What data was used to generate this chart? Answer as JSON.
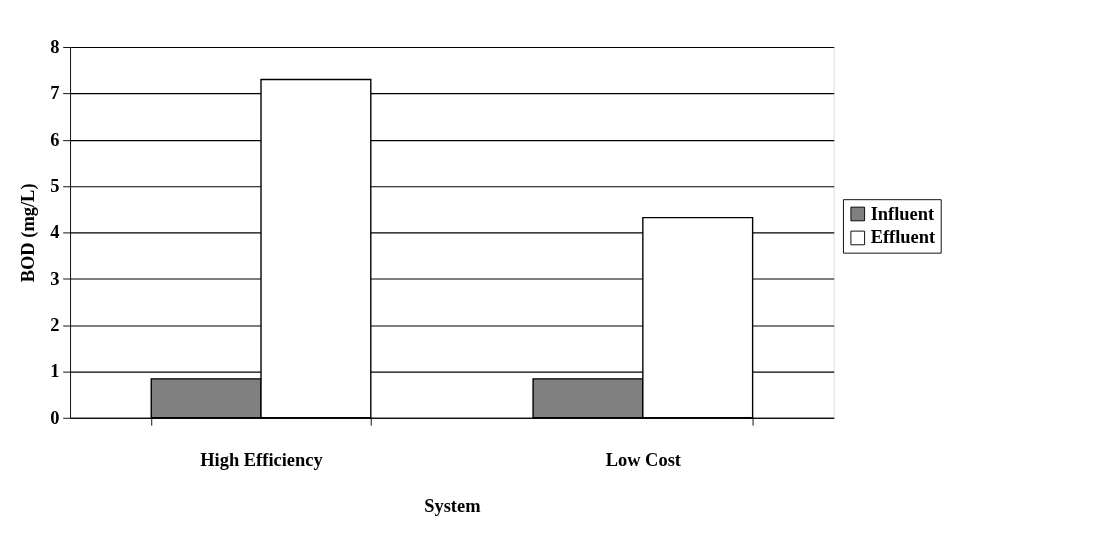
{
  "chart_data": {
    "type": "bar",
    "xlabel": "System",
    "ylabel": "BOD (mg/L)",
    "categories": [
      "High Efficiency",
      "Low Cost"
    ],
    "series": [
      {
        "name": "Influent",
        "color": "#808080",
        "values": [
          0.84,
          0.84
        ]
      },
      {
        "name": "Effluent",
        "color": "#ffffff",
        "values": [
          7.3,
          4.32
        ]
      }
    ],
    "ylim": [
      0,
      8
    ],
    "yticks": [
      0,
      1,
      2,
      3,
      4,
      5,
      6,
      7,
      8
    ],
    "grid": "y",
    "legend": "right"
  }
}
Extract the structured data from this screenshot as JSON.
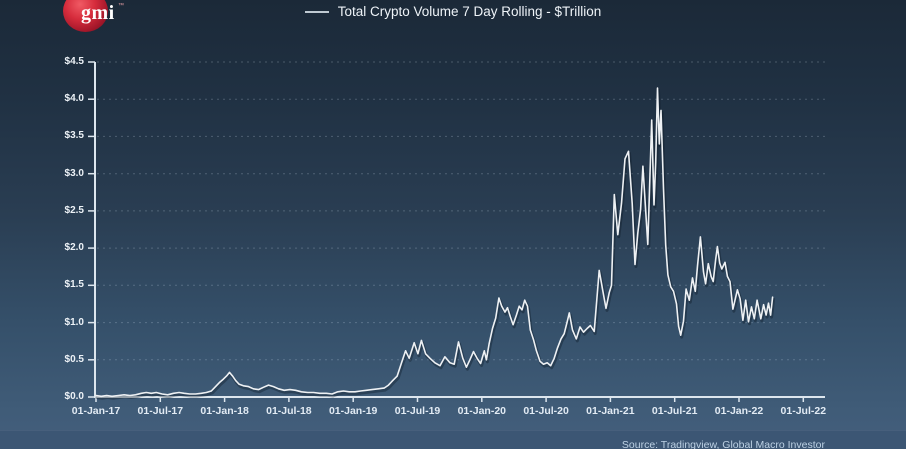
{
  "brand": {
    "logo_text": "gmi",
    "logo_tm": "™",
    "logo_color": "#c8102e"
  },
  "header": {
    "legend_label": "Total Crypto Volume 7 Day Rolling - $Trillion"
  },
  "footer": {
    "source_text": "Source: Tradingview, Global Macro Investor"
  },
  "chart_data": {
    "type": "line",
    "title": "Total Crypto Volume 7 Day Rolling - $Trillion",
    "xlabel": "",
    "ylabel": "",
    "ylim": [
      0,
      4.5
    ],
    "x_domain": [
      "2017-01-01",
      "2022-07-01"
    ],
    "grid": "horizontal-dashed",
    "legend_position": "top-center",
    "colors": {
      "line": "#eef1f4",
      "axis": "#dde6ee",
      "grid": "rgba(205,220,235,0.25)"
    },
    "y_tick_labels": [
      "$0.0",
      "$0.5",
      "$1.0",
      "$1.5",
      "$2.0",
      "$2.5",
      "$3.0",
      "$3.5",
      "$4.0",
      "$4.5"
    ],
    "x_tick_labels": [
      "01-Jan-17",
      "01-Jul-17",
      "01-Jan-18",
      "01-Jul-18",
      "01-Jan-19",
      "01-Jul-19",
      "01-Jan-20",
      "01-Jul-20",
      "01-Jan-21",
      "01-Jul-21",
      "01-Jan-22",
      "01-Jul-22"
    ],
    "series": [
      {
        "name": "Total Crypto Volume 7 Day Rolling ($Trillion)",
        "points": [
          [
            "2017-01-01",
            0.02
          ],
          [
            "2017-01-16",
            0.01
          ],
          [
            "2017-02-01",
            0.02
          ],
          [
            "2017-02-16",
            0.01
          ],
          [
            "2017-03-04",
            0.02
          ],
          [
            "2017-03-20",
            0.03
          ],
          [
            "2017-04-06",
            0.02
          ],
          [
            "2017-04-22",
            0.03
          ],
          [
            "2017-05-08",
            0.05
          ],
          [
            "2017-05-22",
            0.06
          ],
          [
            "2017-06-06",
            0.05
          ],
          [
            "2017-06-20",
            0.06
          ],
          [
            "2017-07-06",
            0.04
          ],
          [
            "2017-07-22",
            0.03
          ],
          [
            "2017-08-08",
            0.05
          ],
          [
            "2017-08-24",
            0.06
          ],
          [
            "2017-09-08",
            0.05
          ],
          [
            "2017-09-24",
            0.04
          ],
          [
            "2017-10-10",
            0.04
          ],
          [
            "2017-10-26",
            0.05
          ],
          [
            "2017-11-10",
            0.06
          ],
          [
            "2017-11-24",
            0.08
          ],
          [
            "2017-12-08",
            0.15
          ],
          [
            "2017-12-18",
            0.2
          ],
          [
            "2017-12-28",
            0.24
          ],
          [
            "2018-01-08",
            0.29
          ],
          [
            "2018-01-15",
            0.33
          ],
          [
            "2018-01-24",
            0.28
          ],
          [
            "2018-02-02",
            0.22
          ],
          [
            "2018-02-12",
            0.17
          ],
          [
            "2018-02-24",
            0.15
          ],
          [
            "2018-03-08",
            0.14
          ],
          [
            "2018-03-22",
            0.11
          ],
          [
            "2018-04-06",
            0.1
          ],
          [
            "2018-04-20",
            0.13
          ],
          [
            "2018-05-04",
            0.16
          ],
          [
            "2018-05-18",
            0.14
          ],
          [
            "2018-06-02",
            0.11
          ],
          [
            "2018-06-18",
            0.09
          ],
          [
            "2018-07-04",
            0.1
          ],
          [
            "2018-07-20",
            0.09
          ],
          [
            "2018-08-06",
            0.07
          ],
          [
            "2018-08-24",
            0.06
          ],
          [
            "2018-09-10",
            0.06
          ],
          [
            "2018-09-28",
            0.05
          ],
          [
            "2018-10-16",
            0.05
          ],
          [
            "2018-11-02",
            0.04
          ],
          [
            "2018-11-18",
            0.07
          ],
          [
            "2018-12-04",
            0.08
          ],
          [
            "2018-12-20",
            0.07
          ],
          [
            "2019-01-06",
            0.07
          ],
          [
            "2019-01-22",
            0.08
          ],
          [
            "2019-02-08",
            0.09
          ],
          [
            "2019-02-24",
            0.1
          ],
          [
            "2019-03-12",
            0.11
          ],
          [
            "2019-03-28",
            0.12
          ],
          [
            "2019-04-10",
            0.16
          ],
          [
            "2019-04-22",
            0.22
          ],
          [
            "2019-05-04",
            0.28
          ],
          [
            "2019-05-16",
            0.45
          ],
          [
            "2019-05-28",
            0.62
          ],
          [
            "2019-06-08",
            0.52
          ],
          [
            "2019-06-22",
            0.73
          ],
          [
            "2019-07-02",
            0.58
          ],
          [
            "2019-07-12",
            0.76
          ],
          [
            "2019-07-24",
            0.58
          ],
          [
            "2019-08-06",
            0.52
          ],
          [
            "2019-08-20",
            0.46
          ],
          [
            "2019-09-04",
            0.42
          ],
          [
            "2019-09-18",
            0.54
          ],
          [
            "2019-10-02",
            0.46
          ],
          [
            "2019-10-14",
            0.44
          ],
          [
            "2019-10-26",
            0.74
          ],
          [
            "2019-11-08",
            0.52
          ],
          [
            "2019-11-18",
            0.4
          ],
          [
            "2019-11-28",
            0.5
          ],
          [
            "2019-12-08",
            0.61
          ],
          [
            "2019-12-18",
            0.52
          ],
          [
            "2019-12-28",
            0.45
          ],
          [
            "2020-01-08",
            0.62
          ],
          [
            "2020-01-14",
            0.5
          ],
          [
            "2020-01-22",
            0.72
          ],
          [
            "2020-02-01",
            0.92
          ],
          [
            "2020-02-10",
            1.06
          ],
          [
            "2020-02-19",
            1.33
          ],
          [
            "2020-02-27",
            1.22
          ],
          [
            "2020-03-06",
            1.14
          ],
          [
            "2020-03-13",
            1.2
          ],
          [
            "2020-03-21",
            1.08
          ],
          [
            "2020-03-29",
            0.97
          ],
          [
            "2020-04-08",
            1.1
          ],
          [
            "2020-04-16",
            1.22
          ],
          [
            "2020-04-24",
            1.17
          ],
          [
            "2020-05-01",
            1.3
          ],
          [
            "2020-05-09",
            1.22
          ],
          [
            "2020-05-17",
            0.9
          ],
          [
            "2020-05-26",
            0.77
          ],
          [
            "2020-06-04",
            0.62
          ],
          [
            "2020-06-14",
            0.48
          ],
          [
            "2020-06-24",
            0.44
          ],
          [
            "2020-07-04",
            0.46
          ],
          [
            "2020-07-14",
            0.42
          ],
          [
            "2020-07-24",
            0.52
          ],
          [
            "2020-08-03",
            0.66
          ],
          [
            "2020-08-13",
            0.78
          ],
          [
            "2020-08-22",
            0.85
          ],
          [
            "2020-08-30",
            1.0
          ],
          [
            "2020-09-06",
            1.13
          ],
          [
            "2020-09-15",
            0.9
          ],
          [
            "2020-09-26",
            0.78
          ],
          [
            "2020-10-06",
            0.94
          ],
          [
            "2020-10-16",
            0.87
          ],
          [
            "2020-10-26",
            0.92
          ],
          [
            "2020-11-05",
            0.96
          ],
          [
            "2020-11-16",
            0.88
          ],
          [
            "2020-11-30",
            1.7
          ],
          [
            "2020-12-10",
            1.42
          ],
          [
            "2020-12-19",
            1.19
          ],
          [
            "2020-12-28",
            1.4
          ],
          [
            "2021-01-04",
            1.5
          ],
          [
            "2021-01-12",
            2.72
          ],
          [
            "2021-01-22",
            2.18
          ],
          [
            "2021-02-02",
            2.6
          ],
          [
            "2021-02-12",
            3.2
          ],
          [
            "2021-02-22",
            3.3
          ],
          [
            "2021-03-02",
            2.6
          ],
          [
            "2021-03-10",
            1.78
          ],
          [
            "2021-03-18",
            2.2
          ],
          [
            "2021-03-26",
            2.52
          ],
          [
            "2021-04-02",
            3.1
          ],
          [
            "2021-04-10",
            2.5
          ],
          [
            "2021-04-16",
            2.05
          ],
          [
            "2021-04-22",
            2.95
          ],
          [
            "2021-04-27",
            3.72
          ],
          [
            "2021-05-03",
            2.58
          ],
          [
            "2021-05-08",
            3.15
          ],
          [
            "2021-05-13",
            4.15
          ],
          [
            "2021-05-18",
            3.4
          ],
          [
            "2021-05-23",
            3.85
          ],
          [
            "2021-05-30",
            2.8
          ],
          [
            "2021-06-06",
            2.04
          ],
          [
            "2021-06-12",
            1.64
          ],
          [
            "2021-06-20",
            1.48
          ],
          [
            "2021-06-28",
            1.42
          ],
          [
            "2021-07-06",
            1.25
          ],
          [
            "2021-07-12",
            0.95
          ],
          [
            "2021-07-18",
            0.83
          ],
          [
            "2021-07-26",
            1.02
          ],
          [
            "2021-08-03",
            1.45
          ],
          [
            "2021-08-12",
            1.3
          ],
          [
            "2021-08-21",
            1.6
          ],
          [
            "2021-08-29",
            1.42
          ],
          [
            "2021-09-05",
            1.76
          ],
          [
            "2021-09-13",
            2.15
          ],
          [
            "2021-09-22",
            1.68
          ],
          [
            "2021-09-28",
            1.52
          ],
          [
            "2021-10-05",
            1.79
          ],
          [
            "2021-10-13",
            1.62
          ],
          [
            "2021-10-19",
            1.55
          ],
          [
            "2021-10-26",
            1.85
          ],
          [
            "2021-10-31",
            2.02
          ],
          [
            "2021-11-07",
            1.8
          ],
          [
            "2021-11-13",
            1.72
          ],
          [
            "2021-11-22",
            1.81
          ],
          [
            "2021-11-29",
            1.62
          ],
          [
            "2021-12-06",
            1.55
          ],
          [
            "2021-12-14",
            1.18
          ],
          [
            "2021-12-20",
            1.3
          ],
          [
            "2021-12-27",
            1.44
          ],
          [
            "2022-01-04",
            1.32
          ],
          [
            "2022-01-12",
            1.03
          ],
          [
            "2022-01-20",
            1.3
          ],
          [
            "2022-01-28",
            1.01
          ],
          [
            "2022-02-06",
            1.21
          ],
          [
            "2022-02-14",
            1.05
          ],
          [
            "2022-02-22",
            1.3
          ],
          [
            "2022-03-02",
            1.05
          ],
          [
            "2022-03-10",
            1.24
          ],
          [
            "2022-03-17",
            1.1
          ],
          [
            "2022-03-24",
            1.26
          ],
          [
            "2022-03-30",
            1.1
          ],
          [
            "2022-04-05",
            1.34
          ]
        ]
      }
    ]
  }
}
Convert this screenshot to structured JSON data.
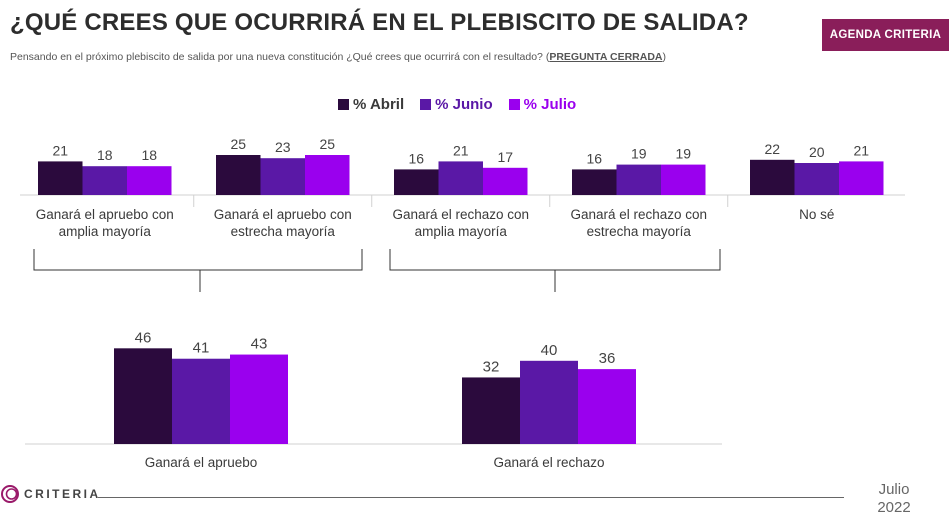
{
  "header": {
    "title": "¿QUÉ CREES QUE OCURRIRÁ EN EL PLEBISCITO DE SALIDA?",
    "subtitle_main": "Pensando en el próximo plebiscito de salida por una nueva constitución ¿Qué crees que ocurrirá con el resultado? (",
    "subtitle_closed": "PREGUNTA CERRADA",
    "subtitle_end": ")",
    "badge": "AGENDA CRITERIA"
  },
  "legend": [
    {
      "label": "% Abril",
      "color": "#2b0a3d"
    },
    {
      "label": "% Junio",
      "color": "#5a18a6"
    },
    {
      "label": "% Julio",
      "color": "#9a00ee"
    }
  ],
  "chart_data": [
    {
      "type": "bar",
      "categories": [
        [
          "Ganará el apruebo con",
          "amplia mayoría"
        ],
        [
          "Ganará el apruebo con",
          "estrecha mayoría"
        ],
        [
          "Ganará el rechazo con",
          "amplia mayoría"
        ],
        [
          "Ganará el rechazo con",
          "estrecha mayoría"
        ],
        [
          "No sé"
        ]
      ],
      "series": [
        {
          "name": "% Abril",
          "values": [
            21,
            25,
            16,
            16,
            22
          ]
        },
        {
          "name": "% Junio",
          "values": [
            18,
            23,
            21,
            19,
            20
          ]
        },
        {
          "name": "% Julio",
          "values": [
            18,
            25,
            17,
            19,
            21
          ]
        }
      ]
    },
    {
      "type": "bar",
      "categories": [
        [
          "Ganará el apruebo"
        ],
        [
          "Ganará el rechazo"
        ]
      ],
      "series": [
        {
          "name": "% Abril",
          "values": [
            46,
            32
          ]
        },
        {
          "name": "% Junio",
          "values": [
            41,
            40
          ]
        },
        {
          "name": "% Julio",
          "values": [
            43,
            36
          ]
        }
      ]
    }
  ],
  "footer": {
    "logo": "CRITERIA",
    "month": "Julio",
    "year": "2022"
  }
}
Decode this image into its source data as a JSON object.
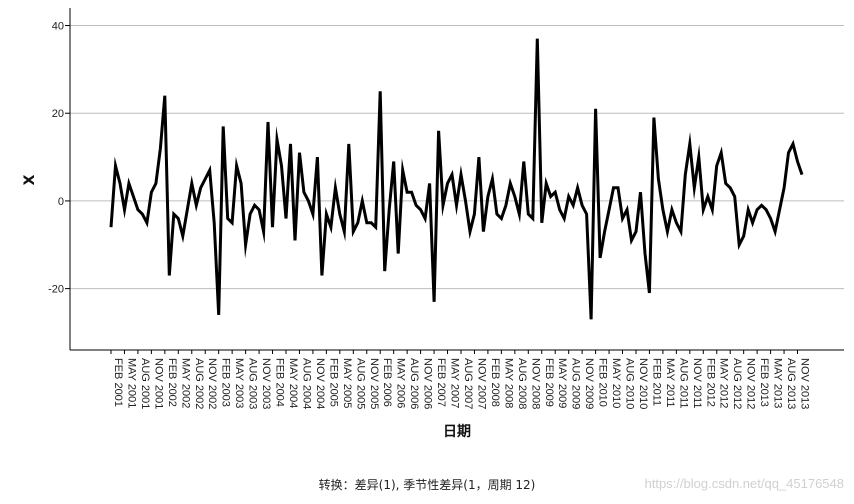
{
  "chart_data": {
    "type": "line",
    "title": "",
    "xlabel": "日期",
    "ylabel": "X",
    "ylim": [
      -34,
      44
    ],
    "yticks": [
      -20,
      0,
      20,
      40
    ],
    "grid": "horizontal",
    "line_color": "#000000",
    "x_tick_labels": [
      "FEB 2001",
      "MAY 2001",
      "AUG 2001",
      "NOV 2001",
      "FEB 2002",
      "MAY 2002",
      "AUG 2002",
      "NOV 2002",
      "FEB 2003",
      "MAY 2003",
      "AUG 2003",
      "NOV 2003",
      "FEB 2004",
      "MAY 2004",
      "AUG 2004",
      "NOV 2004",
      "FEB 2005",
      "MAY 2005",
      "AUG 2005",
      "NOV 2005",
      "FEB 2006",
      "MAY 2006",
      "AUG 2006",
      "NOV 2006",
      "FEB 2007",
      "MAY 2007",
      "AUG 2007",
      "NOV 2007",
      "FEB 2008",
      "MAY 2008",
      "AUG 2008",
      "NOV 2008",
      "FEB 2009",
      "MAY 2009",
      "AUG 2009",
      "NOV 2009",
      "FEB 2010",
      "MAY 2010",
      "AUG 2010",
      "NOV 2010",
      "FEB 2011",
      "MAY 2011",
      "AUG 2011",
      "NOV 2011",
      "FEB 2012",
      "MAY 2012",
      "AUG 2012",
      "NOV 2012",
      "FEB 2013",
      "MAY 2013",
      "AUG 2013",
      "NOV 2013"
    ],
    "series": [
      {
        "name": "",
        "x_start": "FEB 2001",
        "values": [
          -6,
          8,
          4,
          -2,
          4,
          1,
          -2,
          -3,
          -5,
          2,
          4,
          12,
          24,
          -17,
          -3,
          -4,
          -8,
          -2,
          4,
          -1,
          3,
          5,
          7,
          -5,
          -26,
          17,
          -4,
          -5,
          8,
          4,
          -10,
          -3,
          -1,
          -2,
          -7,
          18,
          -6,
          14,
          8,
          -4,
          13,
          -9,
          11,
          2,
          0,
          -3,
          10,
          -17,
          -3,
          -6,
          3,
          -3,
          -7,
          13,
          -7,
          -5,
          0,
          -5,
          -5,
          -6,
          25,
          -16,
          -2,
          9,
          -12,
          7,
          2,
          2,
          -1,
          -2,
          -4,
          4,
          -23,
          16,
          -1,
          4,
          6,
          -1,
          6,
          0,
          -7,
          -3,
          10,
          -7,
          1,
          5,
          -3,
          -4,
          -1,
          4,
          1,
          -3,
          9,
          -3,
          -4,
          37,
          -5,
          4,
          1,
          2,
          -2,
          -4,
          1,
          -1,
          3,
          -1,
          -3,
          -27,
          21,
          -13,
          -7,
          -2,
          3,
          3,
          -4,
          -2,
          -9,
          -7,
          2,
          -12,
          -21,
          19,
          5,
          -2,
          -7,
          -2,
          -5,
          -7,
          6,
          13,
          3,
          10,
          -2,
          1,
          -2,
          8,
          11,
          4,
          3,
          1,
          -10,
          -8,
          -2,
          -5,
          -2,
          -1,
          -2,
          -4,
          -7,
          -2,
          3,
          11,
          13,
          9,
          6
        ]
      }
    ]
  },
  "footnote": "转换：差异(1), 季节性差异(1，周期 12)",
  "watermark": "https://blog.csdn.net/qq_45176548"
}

PROBLEM REQUIREMENTS: In the entries above, locate every line with the word "Rolling" and copy it.

EXERCISE OUTPUT:
    "legend_label": "Total Crypto Volume 7 Day Rolling - $Trillion"
    "title": "Total Crypto Volume 7 Day Rolling - $Trillion",
        "name": "Total Crypto Volume 7 Day Rolling ($Trillion)",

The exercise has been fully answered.